## START TASK INPUT
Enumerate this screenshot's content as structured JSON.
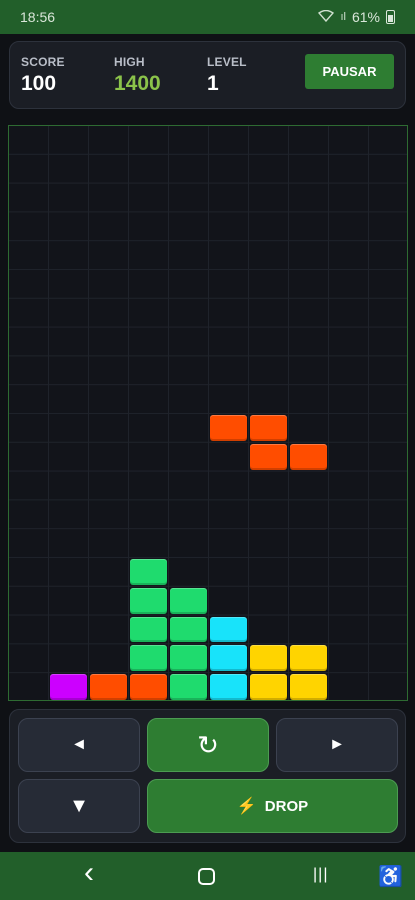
{
  "status": {
    "time": "18:56",
    "signal": "ıl",
    "battery": "61%"
  },
  "header": {
    "score_label": "SCORE",
    "score": "100",
    "high_label": "HIGH",
    "high": "1400",
    "level_label": "LEVEL",
    "level": "1",
    "pause_label": "PAUSAR"
  },
  "board": {
    "columns": 10,
    "rows": 20,
    "colors": {
      "purple": "#cc00ff",
      "orange": "#ff4d00",
      "green": "#1fdb6e",
      "cyan": "#18e3fa",
      "yellow": "#ffd400"
    },
    "active_piece": {
      "type": "Z",
      "color": "orange",
      "cells": [
        [
          5,
          10
        ],
        [
          6,
          10
        ],
        [
          6,
          11
        ],
        [
          7,
          11
        ]
      ]
    },
    "locked_cells": [
      {
        "col": 3,
        "row": 15,
        "color": "green"
      },
      {
        "col": 3,
        "row": 16,
        "color": "green"
      },
      {
        "col": 4,
        "row": 16,
        "color": "green"
      },
      {
        "col": 3,
        "row": 17,
        "color": "green"
      },
      {
        "col": 4,
        "row": 17,
        "color": "green"
      },
      {
        "col": 5,
        "row": 17,
        "color": "cyan"
      },
      {
        "col": 3,
        "row": 18,
        "color": "green"
      },
      {
        "col": 4,
        "row": 18,
        "color": "green"
      },
      {
        "col": 5,
        "row": 18,
        "color": "cyan"
      },
      {
        "col": 6,
        "row": 18,
        "color": "yellow"
      },
      {
        "col": 7,
        "row": 18,
        "color": "yellow"
      },
      {
        "col": 1,
        "row": 19,
        "color": "purple"
      },
      {
        "col": 2,
        "row": 19,
        "color": "orange"
      },
      {
        "col": 3,
        "row": 19,
        "color": "orange"
      },
      {
        "col": 4,
        "row": 19,
        "color": "green"
      },
      {
        "col": 5,
        "row": 19,
        "color": "cyan"
      },
      {
        "col": 6,
        "row": 19,
        "color": "yellow"
      },
      {
        "col": 7,
        "row": 19,
        "color": "yellow"
      }
    ]
  },
  "controls": {
    "left_icon": "left-triangle-icon",
    "left_glyph": "◄",
    "rotate_icon": "rotate-icon",
    "rotate_glyph": "↻",
    "right_icon": "right-triangle-icon",
    "right_glyph": "►",
    "down_icon": "down-triangle-icon",
    "down_glyph": "▼",
    "drop_icon": "lightning-icon",
    "drop_glyph": "⚡",
    "drop_label": "DROP"
  },
  "navbar": {
    "back_glyph": "‹",
    "recents_glyph": "|||",
    "accessibility_glyph": "♿"
  }
}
## END TASK INPUT
INSTRUCTIONS FOR THE TASK
Locate the word "orange" in the data above. Copy every line carrying it.

WRITTEN SOLUTION
      "orange": "#ff4d00",
      "color": "orange",
        "color": "orange"
        "color": "orange"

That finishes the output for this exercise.